(Part of a data file)
..........
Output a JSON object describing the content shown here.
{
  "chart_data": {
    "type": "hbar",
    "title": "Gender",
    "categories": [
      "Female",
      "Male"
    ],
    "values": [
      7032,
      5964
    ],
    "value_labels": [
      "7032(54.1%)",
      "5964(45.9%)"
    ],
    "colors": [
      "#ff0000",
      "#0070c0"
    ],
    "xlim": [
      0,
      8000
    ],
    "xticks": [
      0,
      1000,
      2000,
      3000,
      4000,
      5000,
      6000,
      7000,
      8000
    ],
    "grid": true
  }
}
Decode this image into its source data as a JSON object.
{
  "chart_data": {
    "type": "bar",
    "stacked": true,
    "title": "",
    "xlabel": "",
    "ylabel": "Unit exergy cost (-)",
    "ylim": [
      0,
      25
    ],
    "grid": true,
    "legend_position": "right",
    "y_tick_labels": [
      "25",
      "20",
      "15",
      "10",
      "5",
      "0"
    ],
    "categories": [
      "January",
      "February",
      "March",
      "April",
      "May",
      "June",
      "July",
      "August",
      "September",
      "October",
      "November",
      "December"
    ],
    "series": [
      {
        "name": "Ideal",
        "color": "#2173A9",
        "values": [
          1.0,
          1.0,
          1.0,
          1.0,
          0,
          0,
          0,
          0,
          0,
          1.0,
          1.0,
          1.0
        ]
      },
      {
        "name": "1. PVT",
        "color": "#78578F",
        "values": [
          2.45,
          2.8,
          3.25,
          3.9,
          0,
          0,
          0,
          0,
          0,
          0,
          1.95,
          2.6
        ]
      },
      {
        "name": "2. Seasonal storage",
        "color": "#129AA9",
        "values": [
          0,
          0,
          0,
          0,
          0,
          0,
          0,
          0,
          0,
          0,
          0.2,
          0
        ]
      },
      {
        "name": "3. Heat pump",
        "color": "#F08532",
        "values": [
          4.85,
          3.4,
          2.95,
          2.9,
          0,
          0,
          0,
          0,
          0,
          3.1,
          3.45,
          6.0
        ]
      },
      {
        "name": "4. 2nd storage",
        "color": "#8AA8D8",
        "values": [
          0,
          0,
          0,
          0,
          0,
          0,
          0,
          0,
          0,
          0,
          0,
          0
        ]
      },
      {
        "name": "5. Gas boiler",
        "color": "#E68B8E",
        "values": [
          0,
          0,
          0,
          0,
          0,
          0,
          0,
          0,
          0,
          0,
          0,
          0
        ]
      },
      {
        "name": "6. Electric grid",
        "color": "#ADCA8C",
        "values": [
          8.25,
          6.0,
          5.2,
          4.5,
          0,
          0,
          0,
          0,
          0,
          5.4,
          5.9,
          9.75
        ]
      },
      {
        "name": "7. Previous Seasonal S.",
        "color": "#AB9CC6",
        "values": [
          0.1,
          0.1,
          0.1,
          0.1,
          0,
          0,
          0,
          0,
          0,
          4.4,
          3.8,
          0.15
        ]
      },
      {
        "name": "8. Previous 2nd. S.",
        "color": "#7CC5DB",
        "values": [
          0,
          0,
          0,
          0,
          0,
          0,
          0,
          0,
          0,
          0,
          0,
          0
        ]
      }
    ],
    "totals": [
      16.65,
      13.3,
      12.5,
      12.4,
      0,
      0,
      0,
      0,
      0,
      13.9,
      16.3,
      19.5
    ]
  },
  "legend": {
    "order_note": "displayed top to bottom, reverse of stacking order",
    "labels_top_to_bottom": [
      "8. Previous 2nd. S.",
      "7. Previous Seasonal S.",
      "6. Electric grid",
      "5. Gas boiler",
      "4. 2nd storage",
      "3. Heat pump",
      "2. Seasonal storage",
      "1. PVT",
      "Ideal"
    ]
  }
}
..........
# To be done:
Copy out the full material exactly as it appears.

# Solution for this task:
Output a JSON object describing the content shown here.
{
  "chart_data": {
    "type": "hbar",
    "title": "Gender",
    "categories": [
      "Female",
      "Male"
    ],
    "values": [
      7032,
      5964
    ],
    "value_labels": [
      "7032(54.1%)",
      "5964(45.9%)"
    ],
    "colors": [
      "#ff0000",
      "#0070c0"
    ],
    "xlim": [
      0,
      8000
    ],
    "xticks": [
      0,
      1000,
      2000,
      3000,
      4000,
      5000,
      6000,
      7000,
      8000
    ],
    "grid": true
  }
}
Decode this image into its source data as a JSON object.
{
  "chart_data": {
    "type": "bar",
    "stacked": true,
    "title": "",
    "xlabel": "",
    "ylabel": "Unit exergy cost (-)",
    "ylim": [
      0,
      25
    ],
    "grid": true,
    "legend_position": "right",
    "y_tick_labels": [
      "25",
      "20",
      "15",
      "10",
      "5",
      "0"
    ],
    "categories": [
      "January",
      "February",
      "March",
      "April",
      "May",
      "June",
      "July",
      "August",
      "September",
      "October",
      "November",
      "December"
    ],
    "series": [
      {
        "name": "Ideal",
        "color": "#2173A9",
        "values": [
          1.0,
          1.0,
          1.0,
          1.0,
          0,
          0,
          0,
          0,
          0,
          1.0,
          1.0,
          1.0
        ]
      },
      {
        "name": "1. PVT",
        "color": "#78578F",
        "values": [
          2.45,
          2.8,
          3.25,
          3.9,
          0,
          0,
          0,
          0,
          0,
          0,
          1.95,
          2.6
        ]
      },
      {
        "name": "2. Seasonal storage",
        "color": "#129AA9",
        "values": [
          0,
          0,
          0,
          0,
          0,
          0,
          0,
          0,
          0,
          0,
          0.2,
          0
        ]
      },
      {
        "name": "3. Heat pump",
        "color": "#F08532",
        "values": [
          4.85,
          3.4,
          2.95,
          2.9,
          0,
          0,
          0,
          0,
          0,
          3.1,
          3.45,
          6.0
        ]
      },
      {
        "name": "4. 2nd storage",
        "color": "#8AA8D8",
        "values": [
          0,
          0,
          0,
          0,
          0,
          0,
          0,
          0,
          0,
          0,
          0,
          0
        ]
      },
      {
        "name": "5. Gas boiler",
        "color": "#E68B8E",
        "values": [
          0,
          0,
          0,
          0,
          0,
          0,
          0,
          0,
          0,
          0,
          0,
          0
        ]
      },
      {
        "name": "6. Electric grid",
        "color": "#ADCA8C",
        "values": [
          8.25,
          6.0,
          5.2,
          4.5,
          0,
          0,
          0,
          0,
          0,
          5.4,
          5.9,
          9.75
        ]
      },
      {
        "name": "7. Previous Seasonal S.",
        "color": "#AB9CC6",
        "values": [
          0.1,
          0.1,
          0.1,
          0.1,
          0,
          0,
          0,
          0,
          0,
          4.4,
          3.8,
          0.15
        ]
      },
      {
        "name": "8. Previous 2nd. S.",
        "color": "#7CC5DB",
        "values": [
          0,
          0,
          0,
          0,
          0,
          0,
          0,
          0,
          0,
          0,
          0,
          0
        ]
      }
    ],
    "totals": [
      16.65,
      13.3,
      12.5,
      12.4,
      0,
      0,
      0,
      0,
      0,
      13.9,
      16.3,
      19.5
    ]
  },
  "legend": {
    "order_note": "displayed top to bottom, reverse of stacking order",
    "labels_top_to_bottom": [
      "8. Previous 2nd. S.",
      "7. Previous Seasonal S.",
      "6. Electric grid",
      "5. Gas boiler",
      "4. 2nd storage",
      "3. Heat pump",
      "2. Seasonal storage",
      "1. PVT",
      "Ideal"
    ]
  }
}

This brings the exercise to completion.